[Records]:

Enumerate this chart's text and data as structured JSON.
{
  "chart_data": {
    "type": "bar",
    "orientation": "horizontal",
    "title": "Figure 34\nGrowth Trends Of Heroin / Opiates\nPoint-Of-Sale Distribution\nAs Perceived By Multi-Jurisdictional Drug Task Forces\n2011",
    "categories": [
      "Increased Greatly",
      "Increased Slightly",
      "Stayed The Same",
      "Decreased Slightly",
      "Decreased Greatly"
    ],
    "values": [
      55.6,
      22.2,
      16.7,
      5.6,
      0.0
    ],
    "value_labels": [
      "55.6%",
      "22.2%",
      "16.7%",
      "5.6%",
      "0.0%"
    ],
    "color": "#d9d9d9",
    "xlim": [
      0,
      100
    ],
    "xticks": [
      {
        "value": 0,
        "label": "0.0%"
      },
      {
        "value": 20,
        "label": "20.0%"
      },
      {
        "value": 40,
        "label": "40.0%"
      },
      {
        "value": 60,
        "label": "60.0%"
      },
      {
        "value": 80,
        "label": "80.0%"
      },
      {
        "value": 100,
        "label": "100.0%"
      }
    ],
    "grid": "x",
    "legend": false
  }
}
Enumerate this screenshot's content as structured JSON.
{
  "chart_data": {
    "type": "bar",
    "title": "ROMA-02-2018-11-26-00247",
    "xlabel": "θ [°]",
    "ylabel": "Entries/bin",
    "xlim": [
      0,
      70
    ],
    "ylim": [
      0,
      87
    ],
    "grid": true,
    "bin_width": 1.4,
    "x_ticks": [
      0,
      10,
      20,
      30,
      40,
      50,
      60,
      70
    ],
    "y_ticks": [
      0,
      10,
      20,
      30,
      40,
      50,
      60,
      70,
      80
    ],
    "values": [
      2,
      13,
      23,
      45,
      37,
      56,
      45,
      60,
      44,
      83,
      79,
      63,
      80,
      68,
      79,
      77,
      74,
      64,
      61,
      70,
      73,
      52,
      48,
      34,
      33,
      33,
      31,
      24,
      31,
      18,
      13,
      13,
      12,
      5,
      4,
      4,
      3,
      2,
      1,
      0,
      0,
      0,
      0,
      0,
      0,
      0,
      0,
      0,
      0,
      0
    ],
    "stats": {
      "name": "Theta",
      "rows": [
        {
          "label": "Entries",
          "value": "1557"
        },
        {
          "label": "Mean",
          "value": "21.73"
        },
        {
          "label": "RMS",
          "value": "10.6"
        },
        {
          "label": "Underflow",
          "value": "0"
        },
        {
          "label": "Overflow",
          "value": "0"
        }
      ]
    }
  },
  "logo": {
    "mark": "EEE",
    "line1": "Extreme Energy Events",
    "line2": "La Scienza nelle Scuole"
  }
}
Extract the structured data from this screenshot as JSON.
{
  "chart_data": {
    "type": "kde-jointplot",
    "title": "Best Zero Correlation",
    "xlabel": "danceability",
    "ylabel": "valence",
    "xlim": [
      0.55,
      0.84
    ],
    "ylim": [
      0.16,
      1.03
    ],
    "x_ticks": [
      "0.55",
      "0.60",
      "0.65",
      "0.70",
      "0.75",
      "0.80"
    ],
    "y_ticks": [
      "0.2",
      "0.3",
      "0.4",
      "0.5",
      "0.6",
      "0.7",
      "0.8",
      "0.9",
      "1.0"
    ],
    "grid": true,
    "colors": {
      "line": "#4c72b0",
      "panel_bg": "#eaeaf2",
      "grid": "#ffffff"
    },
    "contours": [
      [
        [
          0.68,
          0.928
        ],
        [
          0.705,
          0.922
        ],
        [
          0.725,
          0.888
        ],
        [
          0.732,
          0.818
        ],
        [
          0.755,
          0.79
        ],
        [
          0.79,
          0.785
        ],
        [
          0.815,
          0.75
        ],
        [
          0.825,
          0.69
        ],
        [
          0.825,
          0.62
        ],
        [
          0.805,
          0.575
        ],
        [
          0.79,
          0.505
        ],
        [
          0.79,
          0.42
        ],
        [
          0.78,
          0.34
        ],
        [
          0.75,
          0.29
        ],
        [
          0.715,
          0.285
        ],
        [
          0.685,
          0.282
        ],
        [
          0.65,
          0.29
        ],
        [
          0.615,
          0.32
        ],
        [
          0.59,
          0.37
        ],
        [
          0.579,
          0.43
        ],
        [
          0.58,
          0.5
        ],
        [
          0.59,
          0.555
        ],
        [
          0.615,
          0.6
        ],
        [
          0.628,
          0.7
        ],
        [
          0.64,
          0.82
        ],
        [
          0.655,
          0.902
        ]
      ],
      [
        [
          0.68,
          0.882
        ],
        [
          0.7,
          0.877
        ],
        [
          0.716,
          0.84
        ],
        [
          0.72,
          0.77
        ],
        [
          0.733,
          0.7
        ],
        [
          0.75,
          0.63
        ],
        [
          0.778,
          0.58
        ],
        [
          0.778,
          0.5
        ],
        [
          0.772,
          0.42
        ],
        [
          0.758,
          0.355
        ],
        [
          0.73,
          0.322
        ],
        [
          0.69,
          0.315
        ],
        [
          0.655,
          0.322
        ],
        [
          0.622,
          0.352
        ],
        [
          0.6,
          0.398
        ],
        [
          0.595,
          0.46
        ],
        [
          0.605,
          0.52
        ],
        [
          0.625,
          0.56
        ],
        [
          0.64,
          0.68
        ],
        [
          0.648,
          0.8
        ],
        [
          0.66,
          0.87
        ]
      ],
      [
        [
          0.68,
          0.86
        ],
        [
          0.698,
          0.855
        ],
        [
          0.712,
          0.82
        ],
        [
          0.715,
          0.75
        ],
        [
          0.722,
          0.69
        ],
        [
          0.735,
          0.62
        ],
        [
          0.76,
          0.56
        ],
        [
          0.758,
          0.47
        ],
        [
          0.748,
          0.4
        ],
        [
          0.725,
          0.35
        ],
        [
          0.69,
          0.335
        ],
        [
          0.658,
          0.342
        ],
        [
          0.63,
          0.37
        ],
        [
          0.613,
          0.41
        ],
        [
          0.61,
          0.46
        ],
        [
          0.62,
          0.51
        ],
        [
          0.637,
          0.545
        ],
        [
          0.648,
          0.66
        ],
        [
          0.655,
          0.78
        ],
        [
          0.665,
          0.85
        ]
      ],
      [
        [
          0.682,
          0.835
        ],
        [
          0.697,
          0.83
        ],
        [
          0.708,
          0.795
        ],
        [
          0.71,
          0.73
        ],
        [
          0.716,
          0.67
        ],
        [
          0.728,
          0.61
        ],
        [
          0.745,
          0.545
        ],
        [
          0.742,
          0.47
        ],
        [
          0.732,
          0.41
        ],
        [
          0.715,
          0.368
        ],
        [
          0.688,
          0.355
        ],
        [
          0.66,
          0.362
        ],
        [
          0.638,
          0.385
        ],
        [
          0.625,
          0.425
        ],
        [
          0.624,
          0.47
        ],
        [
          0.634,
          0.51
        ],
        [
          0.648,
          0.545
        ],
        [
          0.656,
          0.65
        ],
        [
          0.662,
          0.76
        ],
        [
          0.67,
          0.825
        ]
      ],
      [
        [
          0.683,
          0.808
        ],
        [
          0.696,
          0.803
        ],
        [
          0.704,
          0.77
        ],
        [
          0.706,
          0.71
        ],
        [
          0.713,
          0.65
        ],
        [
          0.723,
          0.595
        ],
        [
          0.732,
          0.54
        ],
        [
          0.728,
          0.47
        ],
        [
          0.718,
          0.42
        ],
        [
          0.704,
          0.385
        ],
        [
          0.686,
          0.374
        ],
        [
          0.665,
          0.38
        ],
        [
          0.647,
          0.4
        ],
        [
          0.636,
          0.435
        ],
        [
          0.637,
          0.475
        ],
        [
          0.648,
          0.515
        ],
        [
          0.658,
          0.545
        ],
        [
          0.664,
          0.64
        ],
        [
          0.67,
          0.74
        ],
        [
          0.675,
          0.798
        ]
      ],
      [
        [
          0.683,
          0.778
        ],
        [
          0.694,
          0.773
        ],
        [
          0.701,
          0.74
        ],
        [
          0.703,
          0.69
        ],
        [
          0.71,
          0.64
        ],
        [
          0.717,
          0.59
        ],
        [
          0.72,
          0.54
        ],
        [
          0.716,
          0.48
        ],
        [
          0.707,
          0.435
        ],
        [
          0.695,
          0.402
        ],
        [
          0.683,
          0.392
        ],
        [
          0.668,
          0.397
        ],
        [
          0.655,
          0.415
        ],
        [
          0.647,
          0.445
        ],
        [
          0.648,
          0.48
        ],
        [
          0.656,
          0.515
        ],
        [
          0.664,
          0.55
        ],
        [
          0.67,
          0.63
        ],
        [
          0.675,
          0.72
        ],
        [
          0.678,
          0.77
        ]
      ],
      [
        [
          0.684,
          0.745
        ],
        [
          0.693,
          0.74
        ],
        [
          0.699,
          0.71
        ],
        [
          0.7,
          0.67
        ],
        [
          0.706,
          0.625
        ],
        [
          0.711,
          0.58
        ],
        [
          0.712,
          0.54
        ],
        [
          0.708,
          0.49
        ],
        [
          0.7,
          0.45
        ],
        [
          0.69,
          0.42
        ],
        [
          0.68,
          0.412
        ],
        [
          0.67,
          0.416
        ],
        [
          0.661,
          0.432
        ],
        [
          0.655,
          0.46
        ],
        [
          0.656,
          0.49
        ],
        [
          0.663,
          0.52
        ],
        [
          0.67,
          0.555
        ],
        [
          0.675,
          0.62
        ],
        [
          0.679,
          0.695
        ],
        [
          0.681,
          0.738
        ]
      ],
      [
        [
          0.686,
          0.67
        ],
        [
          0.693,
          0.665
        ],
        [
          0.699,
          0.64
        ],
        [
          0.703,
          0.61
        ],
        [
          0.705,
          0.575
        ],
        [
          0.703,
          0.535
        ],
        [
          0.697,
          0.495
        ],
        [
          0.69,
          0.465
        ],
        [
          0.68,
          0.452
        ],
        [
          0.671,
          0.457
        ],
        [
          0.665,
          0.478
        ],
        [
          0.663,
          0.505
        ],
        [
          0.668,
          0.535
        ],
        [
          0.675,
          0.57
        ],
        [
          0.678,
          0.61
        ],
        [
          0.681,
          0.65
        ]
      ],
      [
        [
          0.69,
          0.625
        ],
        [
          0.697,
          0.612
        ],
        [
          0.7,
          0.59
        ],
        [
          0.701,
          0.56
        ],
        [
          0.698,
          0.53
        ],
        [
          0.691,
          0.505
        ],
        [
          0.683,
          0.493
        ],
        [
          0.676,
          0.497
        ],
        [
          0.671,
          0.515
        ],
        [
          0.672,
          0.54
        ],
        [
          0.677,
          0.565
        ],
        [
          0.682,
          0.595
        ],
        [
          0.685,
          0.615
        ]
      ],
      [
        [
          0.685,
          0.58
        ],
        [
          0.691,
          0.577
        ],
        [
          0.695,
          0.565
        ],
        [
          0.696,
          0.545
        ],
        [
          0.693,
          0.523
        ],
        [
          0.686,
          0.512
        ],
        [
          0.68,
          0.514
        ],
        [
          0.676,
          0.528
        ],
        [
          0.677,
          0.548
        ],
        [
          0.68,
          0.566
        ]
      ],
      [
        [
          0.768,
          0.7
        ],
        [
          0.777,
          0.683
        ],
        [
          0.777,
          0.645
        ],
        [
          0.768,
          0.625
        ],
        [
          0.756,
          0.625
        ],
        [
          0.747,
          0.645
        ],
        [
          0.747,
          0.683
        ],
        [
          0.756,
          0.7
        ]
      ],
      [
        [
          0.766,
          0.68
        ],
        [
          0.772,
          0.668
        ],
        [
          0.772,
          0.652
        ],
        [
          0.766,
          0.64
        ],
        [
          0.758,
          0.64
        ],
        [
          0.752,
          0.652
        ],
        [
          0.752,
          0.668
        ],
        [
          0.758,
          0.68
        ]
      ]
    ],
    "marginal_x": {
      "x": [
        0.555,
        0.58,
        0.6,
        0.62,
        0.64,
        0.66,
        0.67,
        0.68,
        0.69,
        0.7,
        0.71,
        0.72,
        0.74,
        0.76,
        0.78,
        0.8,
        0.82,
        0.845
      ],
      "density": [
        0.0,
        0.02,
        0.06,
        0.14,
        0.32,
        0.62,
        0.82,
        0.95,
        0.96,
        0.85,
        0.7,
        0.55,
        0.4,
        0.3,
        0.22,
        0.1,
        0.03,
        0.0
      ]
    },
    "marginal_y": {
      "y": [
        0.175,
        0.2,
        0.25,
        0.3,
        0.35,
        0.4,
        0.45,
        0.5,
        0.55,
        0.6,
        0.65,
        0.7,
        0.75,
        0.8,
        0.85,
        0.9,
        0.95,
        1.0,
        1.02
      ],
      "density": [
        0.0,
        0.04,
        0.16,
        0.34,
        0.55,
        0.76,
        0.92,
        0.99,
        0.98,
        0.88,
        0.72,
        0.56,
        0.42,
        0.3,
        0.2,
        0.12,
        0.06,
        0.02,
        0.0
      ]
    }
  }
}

[Goal of the exercise]: Gather and copy every line of the data in which the string "this" is found.

[Task response]:
Enumerate this chart's text and data as structured JSON.
Enumerate this screenshot's content as structured JSON.
Extract the structured data from this screenshot as JSON.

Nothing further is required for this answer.